REQUIRED TASK> Below is a listing to write out in full, exactly as given, without its pictures.

[START MATERIAL]

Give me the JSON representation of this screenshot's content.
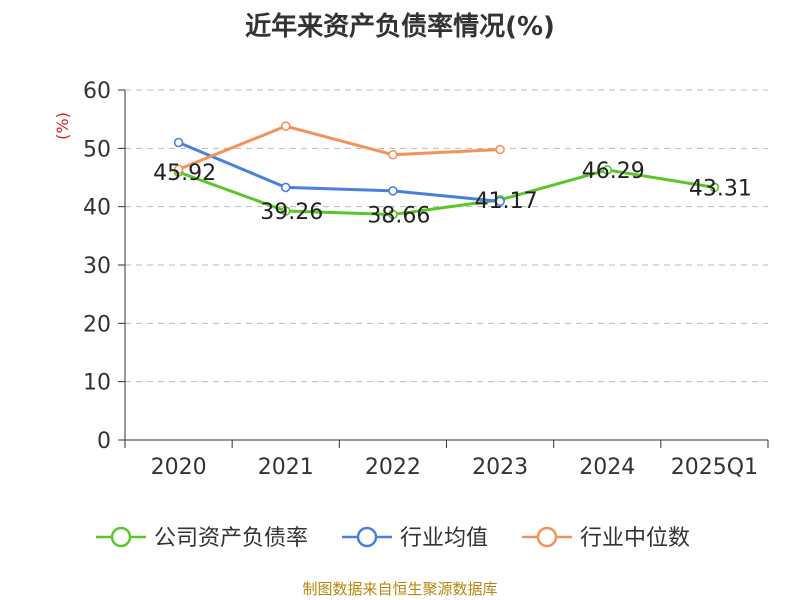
{
  "chart_data": {
    "type": "line",
    "title": "近年来资产负债率情况(%)",
    "ylabel": "(%)",
    "xlabel": "",
    "categories": [
      "2020",
      "2021",
      "2022",
      "2023",
      "2024",
      "2025Q1"
    ],
    "ylim": [
      0,
      60
    ],
    "yticks": [
      0,
      10,
      20,
      30,
      40,
      50,
      60
    ],
    "grid": true,
    "legend_position": "bottom",
    "series": [
      {
        "name": "公司资产负债率",
        "color": "#5bc52a",
        "values": [
          45.92,
          39.26,
          38.66,
          41.17,
          46.29,
          43.31
        ],
        "labels": [
          "45.92",
          "39.26",
          "38.66",
          "41.17",
          "46.29",
          "43.31"
        ]
      },
      {
        "name": "行业均值",
        "color": "#4a7fdd",
        "values": [
          51.0,
          43.3,
          42.7,
          40.9,
          null,
          null
        ]
      },
      {
        "name": "行业中位数",
        "color": "#f5915a",
        "values": [
          46.4,
          53.8,
          48.9,
          49.8,
          null,
          null
        ]
      }
    ],
    "source": "制图数据来自恒生聚源数据库"
  },
  "colors": {
    "unit_label": "#d62020",
    "axis": "#333333",
    "grid": "#bbbbbb"
  }
}
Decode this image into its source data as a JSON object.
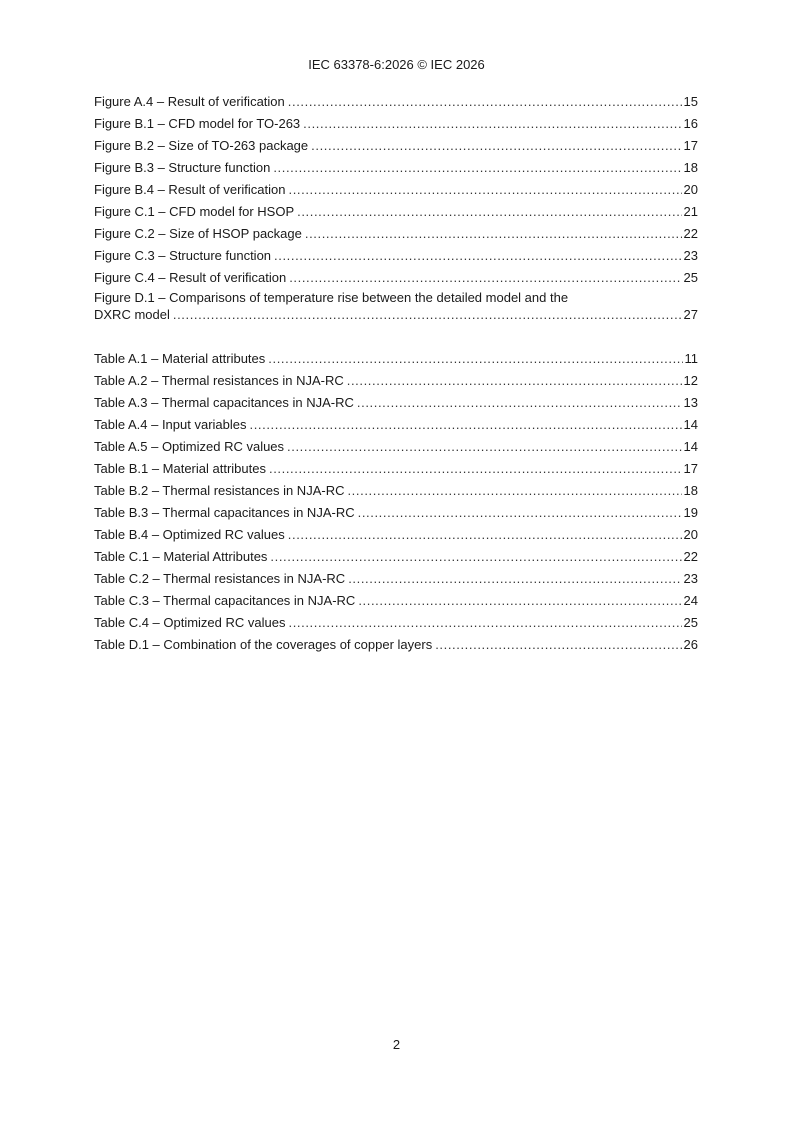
{
  "header": "IEC 63378-6:2026 © IEC 2026",
  "figures": [
    {
      "title": "Figure A.4 – Result of verification",
      "page": "15"
    },
    {
      "title": "Figure B.1 – CFD model for TO-263",
      "page": "16"
    },
    {
      "title": "Figure B.2 – Size of TO-263 package",
      "page": "17"
    },
    {
      "title": "Figure B.3 – Structure function",
      "page": "18"
    },
    {
      "title": "Figure B.4 – Result of verification",
      "page": "20"
    },
    {
      "title": "Figure C.1 – CFD model for HSOP",
      "page": "21"
    },
    {
      "title": "Figure C.2 – Size of HSOP package",
      "page": "22"
    },
    {
      "title": "Figure C.3 – Structure function",
      "page": "23"
    },
    {
      "title": "Figure C.4 – Result of verification",
      "page": "25"
    }
  ],
  "figure_d1": {
    "title_line1": "Figure D.1 – Comparisons of temperature rise between the detailed model and the",
    "title_line2": "DXRC model",
    "page": "27"
  },
  "tables": [
    {
      "title": "Table A.1 – Material attributes",
      "page": "11"
    },
    {
      "title": "Table A.2 – Thermal resistances in NJA-RC",
      "page": "12"
    },
    {
      "title": "Table A.3 – Thermal capacitances in NJA-RC",
      "page": "13"
    },
    {
      "title": "Table A.4 – Input variables",
      "page": "14"
    },
    {
      "title": "Table A.5 – Optimized RC values",
      "page": "14"
    },
    {
      "title": "Table B.1 – Material attributes",
      "page": "17"
    },
    {
      "title": "Table B.2 – Thermal resistances in NJA-RC",
      "page": "18"
    },
    {
      "title": "Table B.3 – Thermal capacitances in NJA-RC",
      "page": "19"
    },
    {
      "title": "Table B.4 – Optimized RC values",
      "page": "20"
    },
    {
      "title": "Table C.1 – Material Attributes",
      "page": "22"
    },
    {
      "title": "Table C.2 – Thermal resistances in NJA-RC",
      "page": "23"
    },
    {
      "title": "Table C.3 – Thermal capacitances in NJA-RC",
      "page": "24"
    },
    {
      "title": "Table C.4 – Optimized RC values",
      "page": "25"
    },
    {
      "title": "Table D.1 – Combination of the coverages of copper layers",
      "page": "26"
    }
  ],
  "page_number": "2"
}
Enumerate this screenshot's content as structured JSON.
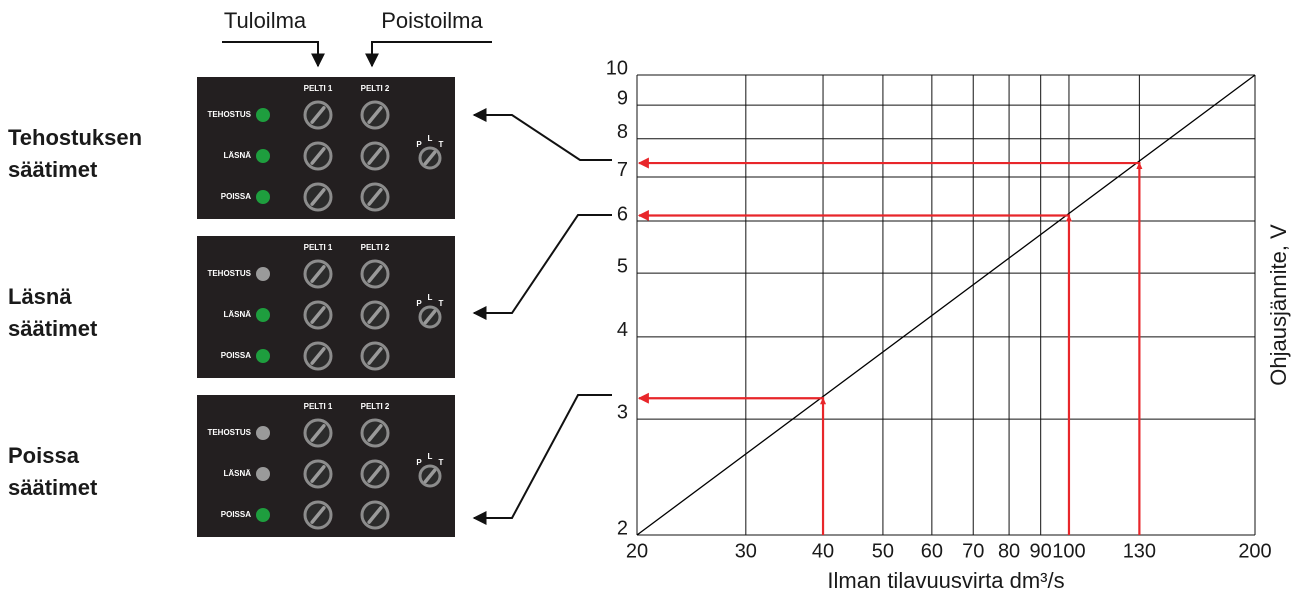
{
  "chart_data": {
    "type": "line",
    "x_label": "Ilman tilavuusvirta dm³/s",
    "y_label": "Ohjausjännite, V",
    "xlim": [
      20,
      200
    ],
    "ylim": [
      2,
      10
    ],
    "log_x": true,
    "log_y": true,
    "grid": true,
    "xticks": [
      20,
      30,
      40,
      50,
      60,
      70,
      80,
      90,
      100,
      130,
      200
    ],
    "yticks": [
      2,
      3,
      4,
      5,
      6,
      7,
      8,
      9,
      10
    ],
    "series": [
      {
        "color": "#000000",
        "x": [
          20,
          200
        ],
        "values": [
          2,
          10
        ]
      },
      {
        "color": "#e8262a",
        "x": [
          40,
          100,
          130
        ],
        "values": [
          3.25,
          6.16,
          7.4
        ]
      }
    ]
  },
  "flow_labels": [
    "Tuloilma",
    "Poistoilma"
  ],
  "controls": {
    "dampers": [
      "PELTI 1",
      "PELTI 2"
    ],
    "modes": [
      "TEHOSTUS",
      "LÄSNÄ",
      "POISSA"
    ],
    "switch": [
      "P",
      "L",
      "T"
    ]
  },
  "panels": [
    {
      "title": [
        "Tehostuksen",
        "säätimet"
      ],
      "leds": [
        "#1e9e3e",
        "#1e9e3e",
        "#1e9e3e"
      ]
    },
    {
      "title": [
        "Läsnä",
        "säätimet"
      ],
      "leds": [
        "#9a9a9a",
        "#1e9e3e",
        "#1e9e3e"
      ]
    },
    {
      "title": [
        "Poissa",
        "säätimet"
      ],
      "leds": [
        "#9a9a9a",
        "#9a9a9a",
        "#1e9e3e"
      ]
    }
  ]
}
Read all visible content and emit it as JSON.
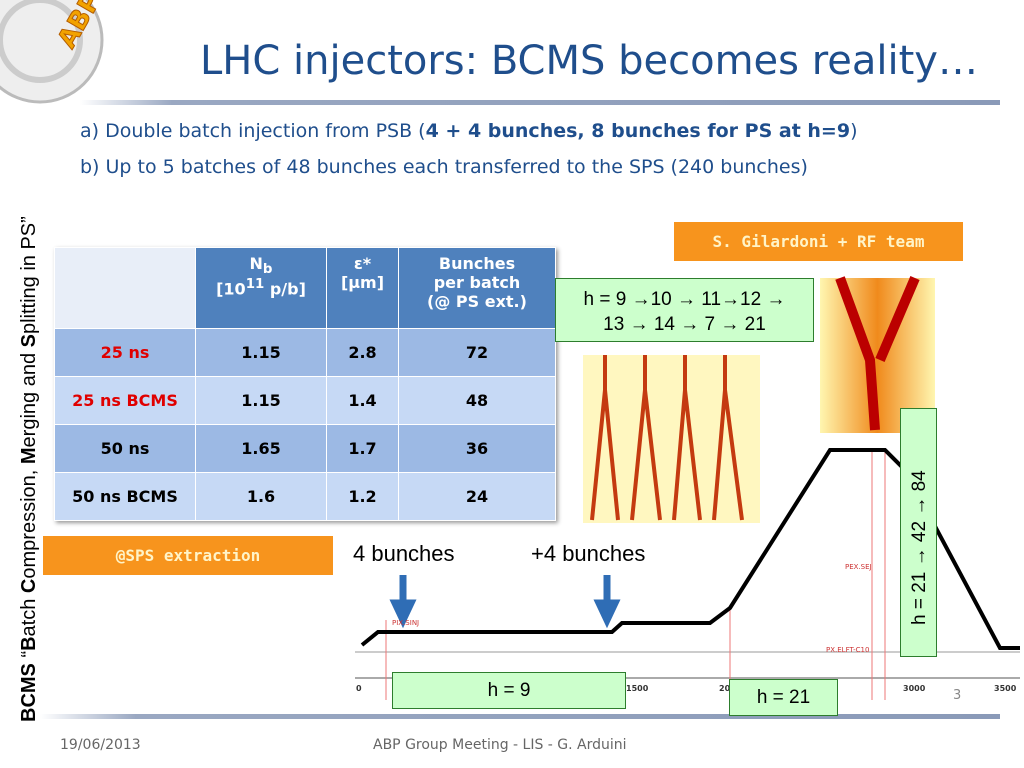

[END MATERIAL]

SOLUTION>
Give me the JSON representation of this screenshot's content.
{
  "chart_data": {
    "type": "line",
    "title": "近年来资产负债率情况(%)",
    "ylabel": "(%)",
    "xlabel": "",
    "categories": [
      "2020",
      "2021",
      "2022",
      "2023",
      "2024",
      "2025Q1"
    ],
    "ylim": [
      0,
      60
    ],
    "yticks": [
      0,
      10,
      20,
      30,
      40,
      50,
      60
    ],
    "grid": true,
    "legend_position": "bottom",
    "series": [
      {
        "name": "公司资产负债率",
        "color": "#5bc52a",
        "values": [
          45.92,
          39.26,
          38.66,
          41.17,
          46.29,
          43.31
        ],
        "labels": [
          "45.92",
          "39.26",
          "38.66",
          "41.17",
          "46.29",
          "43.31"
        ]
      },
      {
        "name": "行业均值",
        "color": "#4a7fdd",
        "values": [
          51.0,
          43.3,
          42.7,
          40.9,
          null,
          null
        ]
      },
      {
        "name": "行业中位数",
        "color": "#f5915a",
        "values": [
          46.4,
          53.8,
          48.9,
          49.8,
          null,
          null
        ]
      }
    ],
    "source": "制图数据来自恒生聚源数据库"
  },
  "colors": {
    "unit_label": "#d62020",
    "axis": "#333333",
    "grid": "#bbbbbb"
  }
}
Decode this image into its source data as a JSON object.
{
  "header": "IEC 63378-6:2026 © IEC 2026",
  "figures": [
    {
      "title": "Figure A.4 – Result of verification",
      "page": "15"
    },
    {
      "title": "Figure B.1 – CFD model for TO-263",
      "page": "16"
    },
    {
      "title": "Figure B.2 – Size of TO-263 package",
      "page": "17"
    },
    {
      "title": "Figure B.3 – Structure function",
      "page": "18"
    },
    {
      "title": "Figure B.4 – Result of verification",
      "page": "20"
    },
    {
      "title": "Figure C.1 – CFD model for HSOP",
      "page": "21"
    },
    {
      "title": "Figure C.2 – Size of HSOP package",
      "page": "22"
    },
    {
      "title": "Figure C.3 – Structure function",
      "page": "23"
    },
    {
      "title": "Figure C.4 – Result of verification",
      "page": "25"
    }
  ],
  "figure_d1": {
    "title_line1": "Figure D.1 – Comparisons of temperature rise between the detailed model and the",
    "title_line2": "DXRC model",
    "page": "27"
  },
  "tables": [
    {
      "title": "Table A.1 – Material attributes",
      "page": "11"
    },
    {
      "title": "Table A.2 – Thermal resistances in NJA-RC",
      "page": "12"
    },
    {
      "title": "Table A.3 – Thermal capacitances in NJA-RC",
      "page": "13"
    },
    {
      "title": "Table A.4 – Input variables",
      "page": "14"
    },
    {
      "title": "Table A.5 – Optimized RC values",
      "page": "14"
    },
    {
      "title": "Table B.1 – Material attributes",
      "page": "17"
    },
    {
      "title": "Table B.2 – Thermal resistances in NJA-RC",
      "page": "18"
    },
    {
      "title": "Table B.3 – Thermal capacitances in NJA-RC",
      "page": "19"
    },
    {
      "title": "Table B.4 – Optimized RC values",
      "page": "20"
    },
    {
      "title": "Table C.1 – Material Attributes",
      "page": "22"
    },
    {
      "title": "Table C.2 – Thermal resistances in NJA-RC",
      "page": "23"
    },
    {
      "title": "Table C.3 – Thermal capacitances in NJA-RC",
      "page": "24"
    },
    {
      "title": "Table C.4 – Optimized RC values",
      "page": "25"
    },
    {
      "title": "Table D.1 – Combination of the coverages of copper layers",
      "page": "26"
    }
  ],
  "page_number": "2"
}
Enumerate this screenshot's content as structured JSON.
{
  "chart_data": {
    "type": "line",
    "x_label": "Ilman tilavuusvirta dm³/s",
    "y_label": "Ohjausjännite, V",
    "xlim": [
      20,
      200
    ],
    "ylim": [
      2,
      10
    ],
    "log_x": true,
    "log_y": true,
    "grid": true,
    "xticks": [
      20,
      30,
      40,
      50,
      60,
      70,
      80,
      90,
      100,
      130,
      200
    ],
    "yticks": [
      2,
      3,
      4,
      5,
      6,
      7,
      8,
      9,
      10
    ],
    "series": [
      {
        "color": "#000000",
        "x": [
          20,
          200
        ],
        "values": [
          2,
          10
        ]
      },
      {
        "color": "#e8262a",
        "x": [
          40,
          100,
          130
        ],
        "values": [
          3.25,
          6.16,
          7.4
        ]
      }
    ]
  },
  "flow_labels": [
    "Tuloilma",
    "Poistoilma"
  ],
  "controls": {
    "dampers": [
      "PELTI 1",
      "PELTI 2"
    ],
    "modes": [
      "TEHOSTUS",
      "LÄSNÄ",
      "POISSA"
    ],
    "switch": [
      "P",
      "L",
      "T"
    ]
  },
  "panels": [
    {
      "title": [
        "Tehostuksen",
        "säätimet"
      ],
      "leds": [
        "#1e9e3e",
        "#1e9e3e",
        "#1e9e3e"
      ]
    },
    {
      "title": [
        "Läsnä",
        "säätimet"
      ],
      "leds": [
        "#9a9a9a",
        "#1e9e3e",
        "#1e9e3e"
      ]
    },
    {
      "title": [
        "Poissa",
        "säätimet"
      ],
      "leds": [
        "#9a9a9a",
        "#9a9a9a",
        "#1e9e3e"
      ]
    }
  ]
}
Read all visible content and emit it as JSON.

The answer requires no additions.